Short problem: Return every line from the records below that contains the string "card". Treat uppercase and lowercase as different.

Stored records:
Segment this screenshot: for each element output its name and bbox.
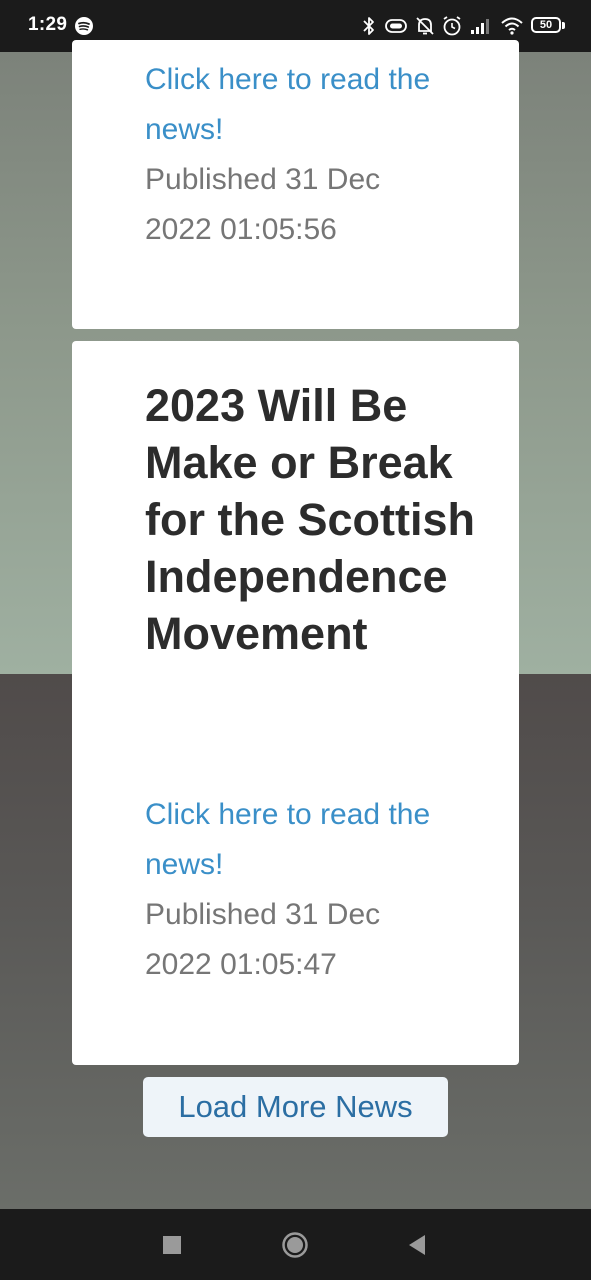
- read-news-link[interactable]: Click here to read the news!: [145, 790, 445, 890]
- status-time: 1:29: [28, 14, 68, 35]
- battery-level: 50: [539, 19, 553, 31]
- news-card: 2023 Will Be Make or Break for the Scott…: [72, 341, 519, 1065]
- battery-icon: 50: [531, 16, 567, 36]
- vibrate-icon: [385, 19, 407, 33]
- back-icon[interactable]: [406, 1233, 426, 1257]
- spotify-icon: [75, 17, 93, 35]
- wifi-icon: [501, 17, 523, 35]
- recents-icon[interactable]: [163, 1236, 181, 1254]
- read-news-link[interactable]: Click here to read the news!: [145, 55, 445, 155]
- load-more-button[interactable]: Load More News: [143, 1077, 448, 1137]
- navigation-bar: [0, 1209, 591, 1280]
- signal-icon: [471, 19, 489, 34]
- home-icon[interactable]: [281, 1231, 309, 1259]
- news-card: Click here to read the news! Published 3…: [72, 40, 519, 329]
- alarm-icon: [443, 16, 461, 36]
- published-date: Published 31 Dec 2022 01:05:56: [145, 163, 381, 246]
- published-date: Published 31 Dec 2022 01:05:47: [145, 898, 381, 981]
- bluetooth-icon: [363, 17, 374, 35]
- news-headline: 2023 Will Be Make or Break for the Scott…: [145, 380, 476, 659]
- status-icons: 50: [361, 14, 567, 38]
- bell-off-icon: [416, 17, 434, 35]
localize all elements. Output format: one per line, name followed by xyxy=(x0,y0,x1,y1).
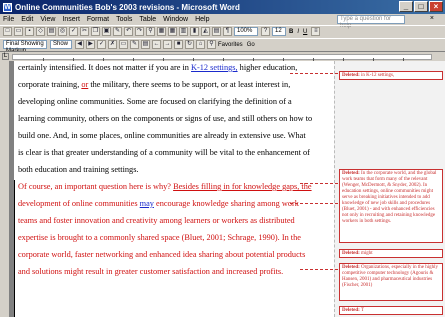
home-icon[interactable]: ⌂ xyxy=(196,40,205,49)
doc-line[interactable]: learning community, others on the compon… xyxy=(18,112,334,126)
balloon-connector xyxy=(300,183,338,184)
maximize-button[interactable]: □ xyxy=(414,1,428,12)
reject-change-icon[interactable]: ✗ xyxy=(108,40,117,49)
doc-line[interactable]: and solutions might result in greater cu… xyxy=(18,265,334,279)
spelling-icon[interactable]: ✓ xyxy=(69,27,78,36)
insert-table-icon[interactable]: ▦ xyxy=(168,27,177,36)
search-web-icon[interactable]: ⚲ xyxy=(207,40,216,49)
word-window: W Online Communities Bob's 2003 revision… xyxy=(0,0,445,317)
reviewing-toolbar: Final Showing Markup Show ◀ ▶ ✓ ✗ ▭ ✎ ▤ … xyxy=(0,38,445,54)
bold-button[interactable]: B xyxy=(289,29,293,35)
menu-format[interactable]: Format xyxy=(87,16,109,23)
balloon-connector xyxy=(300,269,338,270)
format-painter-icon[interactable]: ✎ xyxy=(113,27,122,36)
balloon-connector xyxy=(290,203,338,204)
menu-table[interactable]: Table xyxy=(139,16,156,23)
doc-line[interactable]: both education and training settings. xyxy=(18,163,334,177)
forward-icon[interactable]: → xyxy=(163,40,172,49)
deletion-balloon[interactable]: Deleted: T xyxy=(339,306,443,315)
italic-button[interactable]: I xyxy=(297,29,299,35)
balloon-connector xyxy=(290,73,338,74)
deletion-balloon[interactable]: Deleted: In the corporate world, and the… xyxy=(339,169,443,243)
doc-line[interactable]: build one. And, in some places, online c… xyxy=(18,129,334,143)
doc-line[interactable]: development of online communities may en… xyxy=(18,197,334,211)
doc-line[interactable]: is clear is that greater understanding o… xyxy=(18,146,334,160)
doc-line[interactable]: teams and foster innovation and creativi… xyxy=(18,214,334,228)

Answer to this task:
- news-card: 2023 Will Be Make or Break for the Scott…: [72, 341, 519, 1065]
- news-card: Click here to read the news! Published 3…: [72, 40, 519, 329]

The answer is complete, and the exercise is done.